(Figure collection entries)
*-*-*
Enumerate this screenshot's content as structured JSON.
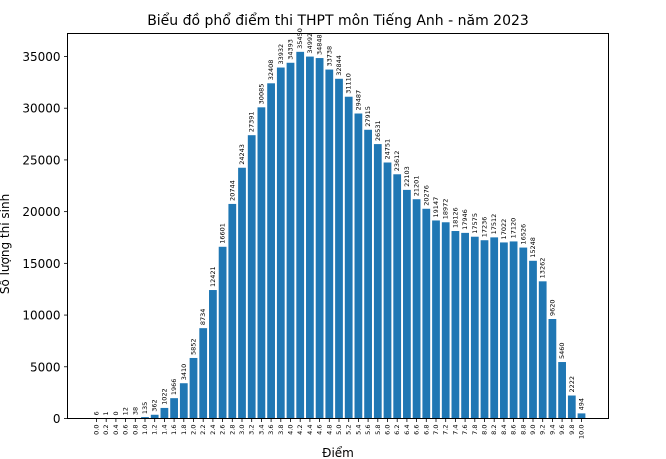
{
  "chart_data": {
    "type": "bar",
    "title": "Biểu đồ phổ điểm thi THPT môn Tiếng Anh - năm 2023",
    "xlabel": "Điểm",
    "ylabel": "Số lượng thí sinh",
    "categories": [
      "0.0",
      "0.2",
      "0.4",
      "0.6",
      "0.8",
      "1.0",
      "1.2",
      "1.4",
      "1.6",
      "1.8",
      "2.0",
      "2.2",
      "2.4",
      "2.6",
      "2.8",
      "3.0",
      "3.2",
      "3.4",
      "3.6",
      "3.8",
      "4.0",
      "4.2",
      "4.4",
      "4.6",
      "4.8",
      "5.0",
      "5.2",
      "5.4",
      "5.6",
      "5.8",
      "6.0",
      "6.2",
      "6.4",
      "6.6",
      "6.8",
      "7.0",
      "7.2",
      "7.4",
      "7.6",
      "7.8",
      "8.0",
      "8.2",
      "8.4",
      "8.6",
      "8.8",
      "9.0",
      "9.2",
      "9.4",
      "9.6",
      "9.8",
      "10.0"
    ],
    "values": [
      6,
      1,
      0,
      12,
      38,
      135,
      362,
      1022,
      1966,
      3410,
      5852,
      8734,
      12421,
      16601,
      20744,
      24243,
      27391,
      30085,
      32408,
      33932,
      34393,
      35450,
      34992,
      34848,
      33738,
      32844,
      31110,
      29487,
      27915,
      26531,
      24751,
      23612,
      22103,
      21201,
      20276,
      19147,
      18972,
      18126,
      17946,
      17575,
      17236,
      17512,
      17022,
      17120,
      16526,
      15248,
      13262,
      9620,
      5460,
      2222,
      494
    ],
    "yticks": [
      0,
      5000,
      10000,
      15000,
      20000,
      25000,
      30000,
      35000
    ],
    "ylim": [
      0,
      37223
    ],
    "grid": false,
    "legend": "none",
    "bar_color": "#1f77b4"
  }
}
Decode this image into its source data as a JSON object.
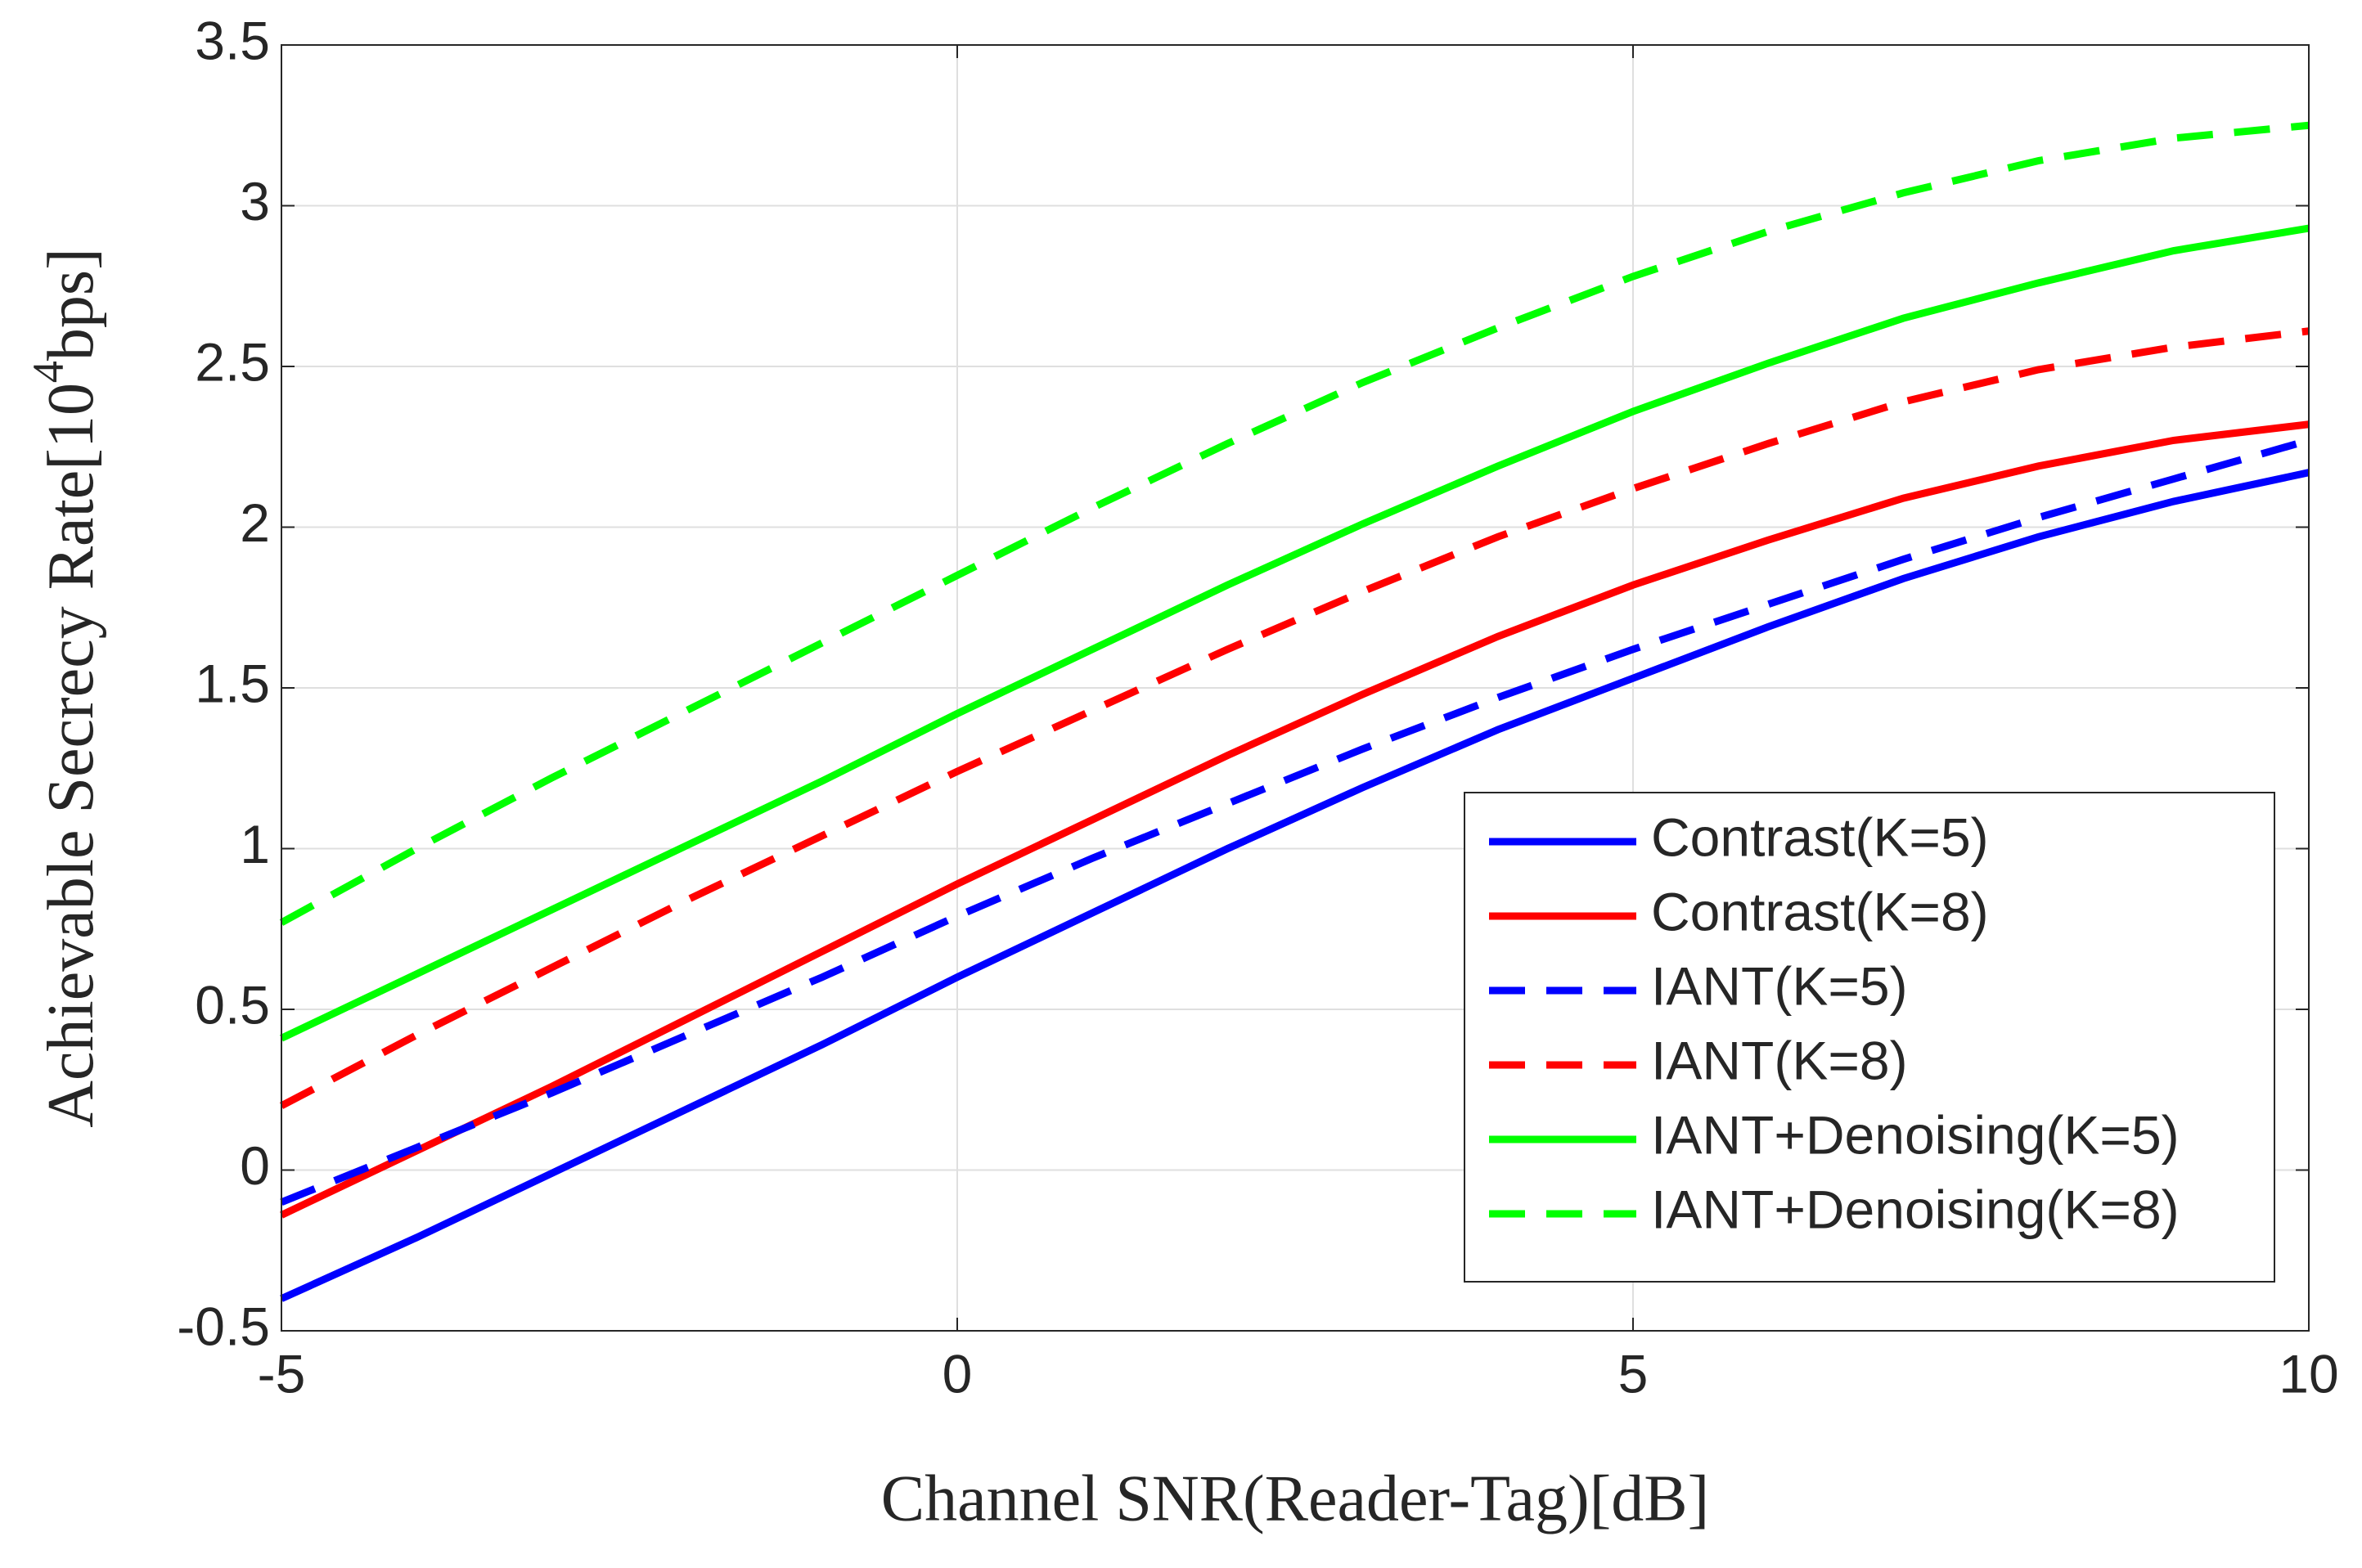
*-*-*
INSTRUCTION: Write out each line again precisely as it appears, skipping every picture.

SOLUTION TO THIS PROBLEM:
Enumerate this screenshot's content as structured JSON.
{
  "chart_data": {
    "type": "bar",
    "title": "Biểu đồ phổ điểm thi THPT môn Tiếng Anh - năm 2023",
    "xlabel": "Điểm",
    "ylabel": "Số lượng thí sinh",
    "categories": [
      "0.0",
      "0.2",
      "0.4",
      "0.6",
      "0.8",
      "1.0",
      "1.2",
      "1.4",
      "1.6",
      "1.8",
      "2.0",
      "2.2",
      "2.4",
      "2.6",
      "2.8",
      "3.0",
      "3.2",
      "3.4",
      "3.6",
      "3.8",
      "4.0",
      "4.2",
      "4.4",
      "4.6",
      "4.8",
      "5.0",
      "5.2",
      "5.4",
      "5.6",
      "5.8",
      "6.0",
      "6.2",
      "6.4",
      "6.6",
      "6.8",
      "7.0",
      "7.2",
      "7.4",
      "7.6",
      "7.8",
      "8.0",
      "8.2",
      "8.4",
      "8.6",
      "8.8",
      "9.0",
      "9.2",
      "9.4",
      "9.6",
      "9.8",
      "10.0"
    ],
    "values": [
      6,
      1,
      0,
      12,
      38,
      135,
      362,
      1022,
      1966,
      3410,
      5852,
      8734,
      12421,
      16601,
      20744,
      24243,
      27391,
      30085,
      32408,
      33932,
      34393,
      35450,
      34992,
      34848,
      33738,
      32844,
      31110,
      29487,
      27915,
      26531,
      24751,
      23612,
      22103,
      21201,
      20276,
      19147,
      18972,
      18126,
      17946,
      17575,
      17236,
      17512,
      17022,
      17120,
      16526,
      15248,
      13262,
      9620,
      5460,
      2222,
      494
    ],
    "yticks": [
      0,
      5000,
      10000,
      15000,
      20000,
      25000,
      30000,
      35000
    ],
    "ylim": [
      0,
      37223
    ],
    "grid": false,
    "legend": "none",
    "bar_color": "#1f77b4"
  }
}
Decode this image into its source data as a JSON object.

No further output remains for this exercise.